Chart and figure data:
▶

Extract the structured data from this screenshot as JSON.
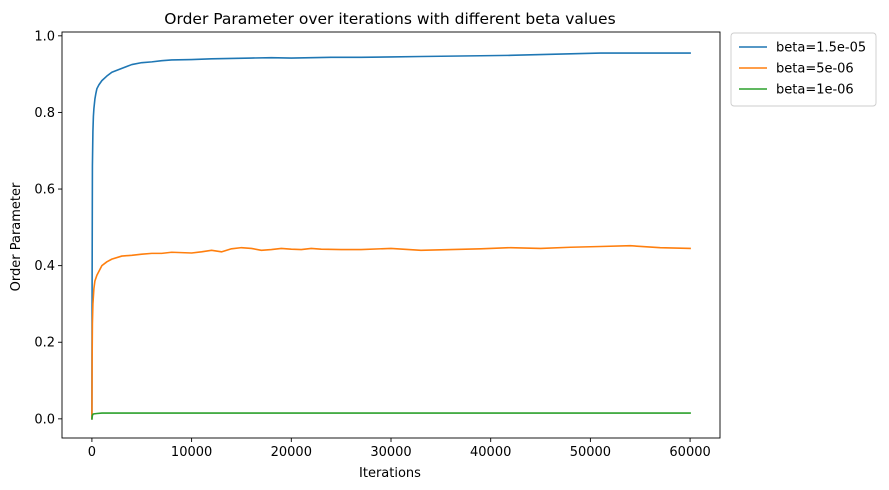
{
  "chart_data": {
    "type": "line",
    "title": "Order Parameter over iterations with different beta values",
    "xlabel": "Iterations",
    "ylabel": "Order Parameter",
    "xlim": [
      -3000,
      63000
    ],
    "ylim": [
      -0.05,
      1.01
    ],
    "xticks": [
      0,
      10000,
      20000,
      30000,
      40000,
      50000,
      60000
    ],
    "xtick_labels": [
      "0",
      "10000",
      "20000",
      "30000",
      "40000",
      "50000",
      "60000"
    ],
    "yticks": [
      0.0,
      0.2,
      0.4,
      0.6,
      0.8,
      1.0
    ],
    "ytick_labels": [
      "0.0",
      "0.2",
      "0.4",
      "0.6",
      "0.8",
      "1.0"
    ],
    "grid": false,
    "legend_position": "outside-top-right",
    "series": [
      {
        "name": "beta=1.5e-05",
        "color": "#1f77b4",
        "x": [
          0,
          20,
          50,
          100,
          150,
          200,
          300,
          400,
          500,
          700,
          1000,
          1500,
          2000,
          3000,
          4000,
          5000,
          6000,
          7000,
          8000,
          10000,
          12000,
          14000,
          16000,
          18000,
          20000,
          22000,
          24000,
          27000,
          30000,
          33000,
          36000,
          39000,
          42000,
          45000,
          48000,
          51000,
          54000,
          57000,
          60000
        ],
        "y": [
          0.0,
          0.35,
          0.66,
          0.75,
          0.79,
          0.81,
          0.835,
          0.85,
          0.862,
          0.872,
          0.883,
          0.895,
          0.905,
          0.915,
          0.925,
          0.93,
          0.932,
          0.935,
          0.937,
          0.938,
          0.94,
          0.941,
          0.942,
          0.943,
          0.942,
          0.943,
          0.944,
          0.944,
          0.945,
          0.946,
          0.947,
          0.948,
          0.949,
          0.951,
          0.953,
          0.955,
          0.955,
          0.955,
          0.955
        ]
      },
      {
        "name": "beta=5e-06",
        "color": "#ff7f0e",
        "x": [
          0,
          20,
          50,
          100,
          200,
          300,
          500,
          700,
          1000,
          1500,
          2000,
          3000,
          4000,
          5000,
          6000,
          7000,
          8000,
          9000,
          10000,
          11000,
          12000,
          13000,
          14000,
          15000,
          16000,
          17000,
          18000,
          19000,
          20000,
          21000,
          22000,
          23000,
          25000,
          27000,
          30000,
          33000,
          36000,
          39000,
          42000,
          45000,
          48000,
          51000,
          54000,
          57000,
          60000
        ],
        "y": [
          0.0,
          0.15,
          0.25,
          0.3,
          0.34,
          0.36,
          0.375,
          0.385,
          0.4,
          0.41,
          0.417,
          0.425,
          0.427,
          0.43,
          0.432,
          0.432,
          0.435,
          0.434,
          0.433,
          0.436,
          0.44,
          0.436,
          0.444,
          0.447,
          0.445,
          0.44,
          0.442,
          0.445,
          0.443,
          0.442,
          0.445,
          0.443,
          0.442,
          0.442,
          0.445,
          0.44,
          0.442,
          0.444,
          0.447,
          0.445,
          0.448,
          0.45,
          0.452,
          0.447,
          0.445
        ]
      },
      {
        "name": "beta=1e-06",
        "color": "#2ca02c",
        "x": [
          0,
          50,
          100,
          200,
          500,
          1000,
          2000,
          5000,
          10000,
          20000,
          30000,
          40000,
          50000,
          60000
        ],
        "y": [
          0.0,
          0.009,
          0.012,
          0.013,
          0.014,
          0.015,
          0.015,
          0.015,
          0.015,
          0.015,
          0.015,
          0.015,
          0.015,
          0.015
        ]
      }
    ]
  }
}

◀

Exercise instructions:
Where a line above includes "Parameter", copy that line.

Exercise result:
    "title": "Order Parameter over iterations with different beta values",
    "ylabel": "Order Parameter",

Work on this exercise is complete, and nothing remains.